### Text
★ ★ ★ ★

I will illustrate the problem with modern economics by discussing the impact of extended unemployment insurance. Last spring, Paul Krugman suggested that the elimination of the emergency extended unemployment program in 2014 was not leading to more jobs, thus refuting the claims of conservative opponents of the program. In earlier posts he suggested that ending the extended UI program would mean less fiscal stimulus, and hence more unemployment. As we'll see, this prediction turned out to be as ill timed as his famous "test" of market monetarism comment, which occurred a year earlier. Nonetheless, at the time it looked like Krugman might be right, as the first quarter of 2014 was weak (perhaps due to bad weather.) In addition, Congress was still debating an extension, which would have applied retroactively to those still unemployed.

In numerous posts over at TheMoneyIllusion, I suggested that the 99-week extended unemployment insurance program had probably increased the unemployment rate by about 0.5%. That's perhaps 700,000 people, which is significant, but not the major cause of high unemployment during the recession. I always acknowledged that this was little more than a guesstimate.

Now Tyler Cowen directs us to a fairly rigorous academic study that uses a "difference in difference" approach and estimates that ending extended UI led to an additional 1.8 million jobs in 2014:

We measure the effect of unemployment benefit duration on employment. We exploit the variation induced by the decision of Congress in December 2013 not to reauthorize the unprecedented benefit extensions introduced during the Great Recession. Federal benefit extensions that ranged from 0 to 47 weeks across U.S. states at the beginning of December 2013 were abruptly cut to zero. To achieve identification we use the fact that this policy change was exogenous to cross-sectional differences across U.S. states and we exploit a policy discontinuity at state borders. We find that a 1% drop in benefit duration leads to a statistically significant increase of employment by 0.0161 log points. In levels, 1.8 million additional jobs were created in 2014 due to the benefit cut. Almost 1 million of these jobs were filled by workers from out of the labor force who would not have participated in the labor market had benefit extensions been reauthorized.

★ ★ ★ ★

Element boundary records:

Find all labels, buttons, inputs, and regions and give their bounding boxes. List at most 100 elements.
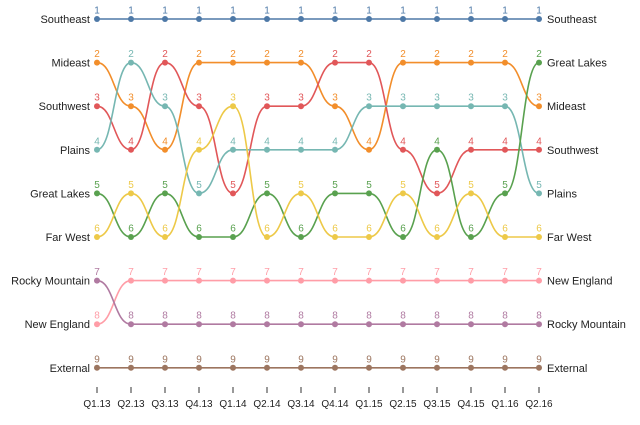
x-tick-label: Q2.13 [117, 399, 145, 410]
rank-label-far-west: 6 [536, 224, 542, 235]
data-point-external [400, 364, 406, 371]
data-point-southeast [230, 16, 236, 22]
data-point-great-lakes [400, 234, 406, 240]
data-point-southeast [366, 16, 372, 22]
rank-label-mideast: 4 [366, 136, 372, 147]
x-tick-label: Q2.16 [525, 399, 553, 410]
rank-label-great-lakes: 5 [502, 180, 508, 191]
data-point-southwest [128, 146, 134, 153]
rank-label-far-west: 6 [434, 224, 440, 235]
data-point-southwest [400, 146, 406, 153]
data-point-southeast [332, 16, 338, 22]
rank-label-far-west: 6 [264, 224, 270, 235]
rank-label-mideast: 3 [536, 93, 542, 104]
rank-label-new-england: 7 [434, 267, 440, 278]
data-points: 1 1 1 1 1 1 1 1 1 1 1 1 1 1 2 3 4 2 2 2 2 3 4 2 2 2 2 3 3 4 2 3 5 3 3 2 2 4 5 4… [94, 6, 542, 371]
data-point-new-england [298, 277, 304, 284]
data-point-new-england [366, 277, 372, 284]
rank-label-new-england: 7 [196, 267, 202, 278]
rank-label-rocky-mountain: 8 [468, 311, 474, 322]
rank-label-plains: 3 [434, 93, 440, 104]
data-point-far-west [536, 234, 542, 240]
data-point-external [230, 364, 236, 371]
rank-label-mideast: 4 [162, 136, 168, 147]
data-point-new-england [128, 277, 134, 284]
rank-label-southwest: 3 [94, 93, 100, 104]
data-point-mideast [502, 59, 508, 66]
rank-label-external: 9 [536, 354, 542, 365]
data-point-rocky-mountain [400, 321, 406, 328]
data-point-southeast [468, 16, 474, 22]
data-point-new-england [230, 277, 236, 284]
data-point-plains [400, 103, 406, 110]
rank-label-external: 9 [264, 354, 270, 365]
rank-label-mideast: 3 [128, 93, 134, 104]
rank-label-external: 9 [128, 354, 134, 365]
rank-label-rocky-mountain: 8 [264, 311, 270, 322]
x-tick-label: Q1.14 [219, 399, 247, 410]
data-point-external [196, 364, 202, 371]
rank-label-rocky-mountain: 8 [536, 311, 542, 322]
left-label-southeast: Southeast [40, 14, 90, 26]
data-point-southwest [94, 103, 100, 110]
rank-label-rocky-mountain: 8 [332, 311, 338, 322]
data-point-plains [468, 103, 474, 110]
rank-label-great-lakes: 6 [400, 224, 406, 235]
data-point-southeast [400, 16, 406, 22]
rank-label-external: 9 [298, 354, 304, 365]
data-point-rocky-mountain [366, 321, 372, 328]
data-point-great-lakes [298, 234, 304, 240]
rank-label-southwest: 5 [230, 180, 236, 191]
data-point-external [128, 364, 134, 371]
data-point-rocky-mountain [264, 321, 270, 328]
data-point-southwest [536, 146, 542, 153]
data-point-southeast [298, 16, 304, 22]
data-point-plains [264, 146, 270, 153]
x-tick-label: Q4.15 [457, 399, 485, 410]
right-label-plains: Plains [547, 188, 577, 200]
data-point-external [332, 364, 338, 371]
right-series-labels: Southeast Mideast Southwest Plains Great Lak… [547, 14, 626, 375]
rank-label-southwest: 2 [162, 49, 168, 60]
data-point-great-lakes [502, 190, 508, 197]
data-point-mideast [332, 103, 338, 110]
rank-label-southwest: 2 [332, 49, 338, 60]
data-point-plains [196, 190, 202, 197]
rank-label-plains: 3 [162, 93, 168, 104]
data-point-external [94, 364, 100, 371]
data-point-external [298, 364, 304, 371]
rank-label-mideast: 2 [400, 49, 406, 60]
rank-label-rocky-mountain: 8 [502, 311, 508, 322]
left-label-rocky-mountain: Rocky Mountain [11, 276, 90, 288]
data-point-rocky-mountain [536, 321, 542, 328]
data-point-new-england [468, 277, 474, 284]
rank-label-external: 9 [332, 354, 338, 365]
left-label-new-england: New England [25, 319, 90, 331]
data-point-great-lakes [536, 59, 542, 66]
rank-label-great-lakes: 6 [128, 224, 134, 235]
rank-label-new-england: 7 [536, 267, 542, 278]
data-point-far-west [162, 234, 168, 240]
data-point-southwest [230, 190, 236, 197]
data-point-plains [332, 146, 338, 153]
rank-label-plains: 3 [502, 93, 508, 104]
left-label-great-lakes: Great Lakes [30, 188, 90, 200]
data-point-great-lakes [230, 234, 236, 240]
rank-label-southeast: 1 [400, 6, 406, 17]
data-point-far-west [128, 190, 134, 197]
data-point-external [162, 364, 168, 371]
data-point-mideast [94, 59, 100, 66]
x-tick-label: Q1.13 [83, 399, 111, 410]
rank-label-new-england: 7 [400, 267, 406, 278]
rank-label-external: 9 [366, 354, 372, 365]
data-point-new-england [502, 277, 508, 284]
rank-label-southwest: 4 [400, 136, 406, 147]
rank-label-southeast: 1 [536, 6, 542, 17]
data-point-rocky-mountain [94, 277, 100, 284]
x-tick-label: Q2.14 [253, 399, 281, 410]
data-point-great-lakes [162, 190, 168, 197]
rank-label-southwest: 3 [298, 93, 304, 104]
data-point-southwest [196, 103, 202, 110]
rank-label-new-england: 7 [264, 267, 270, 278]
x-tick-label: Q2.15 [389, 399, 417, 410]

★ ★ ★ ★

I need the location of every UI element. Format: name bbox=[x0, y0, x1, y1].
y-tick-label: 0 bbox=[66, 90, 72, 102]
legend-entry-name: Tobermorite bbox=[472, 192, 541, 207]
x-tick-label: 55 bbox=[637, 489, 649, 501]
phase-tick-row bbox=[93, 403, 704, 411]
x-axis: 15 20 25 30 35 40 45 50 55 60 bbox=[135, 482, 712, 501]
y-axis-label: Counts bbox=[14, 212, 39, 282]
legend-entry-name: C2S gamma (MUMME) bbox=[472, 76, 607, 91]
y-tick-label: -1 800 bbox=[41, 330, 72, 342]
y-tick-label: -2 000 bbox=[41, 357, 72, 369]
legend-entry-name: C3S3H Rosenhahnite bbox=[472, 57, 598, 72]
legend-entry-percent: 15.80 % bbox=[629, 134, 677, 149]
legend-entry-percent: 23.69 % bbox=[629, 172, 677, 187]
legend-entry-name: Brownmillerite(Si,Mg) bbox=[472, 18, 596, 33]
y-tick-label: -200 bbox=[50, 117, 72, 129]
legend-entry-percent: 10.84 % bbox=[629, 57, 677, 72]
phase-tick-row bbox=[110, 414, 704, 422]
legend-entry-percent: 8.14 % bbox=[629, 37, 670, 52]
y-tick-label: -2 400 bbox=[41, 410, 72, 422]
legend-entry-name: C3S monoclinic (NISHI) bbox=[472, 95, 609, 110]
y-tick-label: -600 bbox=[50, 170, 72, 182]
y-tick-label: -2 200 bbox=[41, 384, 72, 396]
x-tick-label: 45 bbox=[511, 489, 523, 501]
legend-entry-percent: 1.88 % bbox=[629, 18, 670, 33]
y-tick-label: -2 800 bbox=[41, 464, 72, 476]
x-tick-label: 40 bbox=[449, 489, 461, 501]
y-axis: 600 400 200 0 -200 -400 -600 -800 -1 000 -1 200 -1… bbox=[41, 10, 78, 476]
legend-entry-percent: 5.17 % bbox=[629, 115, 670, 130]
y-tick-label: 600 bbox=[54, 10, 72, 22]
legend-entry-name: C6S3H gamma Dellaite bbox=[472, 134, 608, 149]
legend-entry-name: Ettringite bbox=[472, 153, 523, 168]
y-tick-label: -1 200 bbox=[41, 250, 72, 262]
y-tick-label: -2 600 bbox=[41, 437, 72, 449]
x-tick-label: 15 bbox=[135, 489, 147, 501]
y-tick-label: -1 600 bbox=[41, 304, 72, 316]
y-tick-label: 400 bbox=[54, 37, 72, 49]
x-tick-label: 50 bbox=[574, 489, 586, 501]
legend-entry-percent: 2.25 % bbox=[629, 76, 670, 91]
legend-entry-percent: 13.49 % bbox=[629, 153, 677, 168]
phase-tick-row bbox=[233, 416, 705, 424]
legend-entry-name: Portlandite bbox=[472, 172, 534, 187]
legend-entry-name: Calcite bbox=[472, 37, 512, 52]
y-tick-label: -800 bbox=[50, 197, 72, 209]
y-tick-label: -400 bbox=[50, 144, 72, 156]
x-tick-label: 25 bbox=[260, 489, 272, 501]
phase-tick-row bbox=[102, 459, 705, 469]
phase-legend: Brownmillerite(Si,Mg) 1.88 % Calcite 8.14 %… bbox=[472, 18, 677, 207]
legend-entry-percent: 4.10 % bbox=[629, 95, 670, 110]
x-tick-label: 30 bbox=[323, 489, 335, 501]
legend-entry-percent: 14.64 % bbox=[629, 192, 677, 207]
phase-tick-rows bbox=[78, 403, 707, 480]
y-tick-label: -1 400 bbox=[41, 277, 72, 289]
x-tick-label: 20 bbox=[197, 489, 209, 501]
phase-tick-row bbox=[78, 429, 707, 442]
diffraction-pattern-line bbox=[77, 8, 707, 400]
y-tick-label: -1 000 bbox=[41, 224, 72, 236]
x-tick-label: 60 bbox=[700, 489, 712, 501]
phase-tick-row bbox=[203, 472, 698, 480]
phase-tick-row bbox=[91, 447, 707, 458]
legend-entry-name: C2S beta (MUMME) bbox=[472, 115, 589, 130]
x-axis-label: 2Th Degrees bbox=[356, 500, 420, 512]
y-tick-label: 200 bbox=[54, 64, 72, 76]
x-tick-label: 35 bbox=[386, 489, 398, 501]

★ ★ ★ ★

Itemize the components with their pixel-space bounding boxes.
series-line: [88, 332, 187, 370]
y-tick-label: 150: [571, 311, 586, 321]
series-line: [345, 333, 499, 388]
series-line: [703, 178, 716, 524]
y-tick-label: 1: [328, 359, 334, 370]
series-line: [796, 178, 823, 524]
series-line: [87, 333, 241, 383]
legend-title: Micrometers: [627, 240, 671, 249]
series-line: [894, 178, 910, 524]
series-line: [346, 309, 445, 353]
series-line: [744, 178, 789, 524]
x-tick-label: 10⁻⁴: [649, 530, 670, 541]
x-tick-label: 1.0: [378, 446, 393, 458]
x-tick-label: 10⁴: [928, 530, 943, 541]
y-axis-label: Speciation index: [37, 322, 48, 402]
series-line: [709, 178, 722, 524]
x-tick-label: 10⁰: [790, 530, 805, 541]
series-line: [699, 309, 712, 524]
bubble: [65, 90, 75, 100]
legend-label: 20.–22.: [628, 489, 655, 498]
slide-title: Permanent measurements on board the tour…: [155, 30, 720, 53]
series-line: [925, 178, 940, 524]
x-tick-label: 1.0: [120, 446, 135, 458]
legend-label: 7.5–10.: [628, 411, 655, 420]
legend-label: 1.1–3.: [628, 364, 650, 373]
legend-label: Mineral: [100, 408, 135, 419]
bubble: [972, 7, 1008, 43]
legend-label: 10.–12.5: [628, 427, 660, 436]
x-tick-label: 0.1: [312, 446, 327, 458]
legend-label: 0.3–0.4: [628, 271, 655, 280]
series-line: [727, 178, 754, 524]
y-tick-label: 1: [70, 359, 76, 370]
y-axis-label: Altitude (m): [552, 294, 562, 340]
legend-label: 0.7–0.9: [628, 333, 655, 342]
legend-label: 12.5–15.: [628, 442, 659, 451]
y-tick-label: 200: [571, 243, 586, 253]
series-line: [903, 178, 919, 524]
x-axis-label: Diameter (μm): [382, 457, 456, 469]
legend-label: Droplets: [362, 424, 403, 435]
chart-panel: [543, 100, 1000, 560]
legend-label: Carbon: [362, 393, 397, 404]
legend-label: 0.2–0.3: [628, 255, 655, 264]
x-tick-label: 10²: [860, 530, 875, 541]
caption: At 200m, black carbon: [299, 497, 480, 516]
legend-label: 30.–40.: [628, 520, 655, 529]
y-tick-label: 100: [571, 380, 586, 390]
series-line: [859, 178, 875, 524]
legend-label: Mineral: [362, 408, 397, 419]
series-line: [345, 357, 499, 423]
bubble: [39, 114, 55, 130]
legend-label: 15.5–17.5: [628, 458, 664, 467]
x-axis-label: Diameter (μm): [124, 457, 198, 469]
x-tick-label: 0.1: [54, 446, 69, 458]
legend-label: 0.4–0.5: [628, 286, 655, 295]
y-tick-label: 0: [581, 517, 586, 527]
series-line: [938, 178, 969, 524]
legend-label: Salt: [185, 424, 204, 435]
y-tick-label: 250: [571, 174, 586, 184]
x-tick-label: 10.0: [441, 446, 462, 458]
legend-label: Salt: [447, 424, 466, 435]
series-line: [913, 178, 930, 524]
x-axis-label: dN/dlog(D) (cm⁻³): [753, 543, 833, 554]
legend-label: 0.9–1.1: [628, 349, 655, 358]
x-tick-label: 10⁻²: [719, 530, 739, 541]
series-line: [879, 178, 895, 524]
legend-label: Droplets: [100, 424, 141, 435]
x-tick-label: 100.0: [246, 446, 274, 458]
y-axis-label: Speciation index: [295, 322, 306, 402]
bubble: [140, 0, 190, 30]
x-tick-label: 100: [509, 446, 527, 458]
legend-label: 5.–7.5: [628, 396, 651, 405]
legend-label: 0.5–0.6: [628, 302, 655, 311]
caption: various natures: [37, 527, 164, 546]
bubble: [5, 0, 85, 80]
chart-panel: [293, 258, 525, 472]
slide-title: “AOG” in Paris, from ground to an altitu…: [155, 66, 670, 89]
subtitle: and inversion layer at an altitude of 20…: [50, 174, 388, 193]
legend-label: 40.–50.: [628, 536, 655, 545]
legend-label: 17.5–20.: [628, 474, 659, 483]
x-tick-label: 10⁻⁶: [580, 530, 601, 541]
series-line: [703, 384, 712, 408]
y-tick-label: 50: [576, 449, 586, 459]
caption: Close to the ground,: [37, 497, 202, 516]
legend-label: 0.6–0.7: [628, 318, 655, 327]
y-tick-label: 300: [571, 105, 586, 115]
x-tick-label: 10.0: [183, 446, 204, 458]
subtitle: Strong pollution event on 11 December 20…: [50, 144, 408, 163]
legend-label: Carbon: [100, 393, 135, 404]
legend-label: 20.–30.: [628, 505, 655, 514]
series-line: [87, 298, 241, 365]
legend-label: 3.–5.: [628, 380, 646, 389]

★ ★ ★ ★

### Challenges
• 1. Retype the unemployment insurance text from "I will illustrate" to "those still unemployed.".
• 2. In the unemployment insurance text, what is the study's estimate of how many additional jobs were created in 2014 because of the benefit cut?
• 3. Proceed with the text on extended unemployment insurance from the point where it stops.

### Results for each task
• 1.
I will illustrate the problem with modern economics by discussing the impact of extended unemployment insurance. Last spring, Paul Krugman suggested that the elimination of the emergency extended unemployment program in 2014 was not leading to more jobs, thus refuting the claims of conservative opponents of the program. In earlier posts he suggested that ending the extended UI program would mean less fiscal stimulus, and hence more unemployment. As we'll see, this prediction turned out to be as ill timed as his famous "test" of market monetarism comment, which occurred a year earlier. Nonetheless, at the time it looked like Krugman might be right, as the first quarter of 2014 was weak (perhaps due to bad weather.) In addition, Congress was still debating an extension, which would have applied retroactively to those still unemployed.

• 2. 1.8 million additional jobs.

• 3.
Obviously this study is far superior to my guesstimate. And in a sense it does support my side of the debate I'm having with Keynesians, who (falsely) accuse me of promoting the "lazy worker" theory of unemployment. So I should jump on this result, right? Especially since I can't find any flaw in their empirical work (although honestly I just skimmed the paper.)

In fact, I'm not being a good Bayesian, I'm not shifting my prior view that extended UI cost about 700,000 jobs, although I am widening the band around that estimate to include 1.8 million as a plausible estimate. I'll try to explain my stubbornness, and I want smarter, less biased people to tell me if I am wrong.

In 2012 the US created about 2.25 million jobs, and in 2013 it created about 2.35 million jobs. In late 2013, before it was known that extended UI would be repealed, most economists seemed to expect 2014 to be at least as good as the previous two years. The markets also seemed to expect continued growth, although unfortunately we lack good RGDP and NGDP futures markets. But my sense was that 2014 was likely to be similar to 2013, and it seemed to me that forecasters in academia and the asset markets both expected a similar result.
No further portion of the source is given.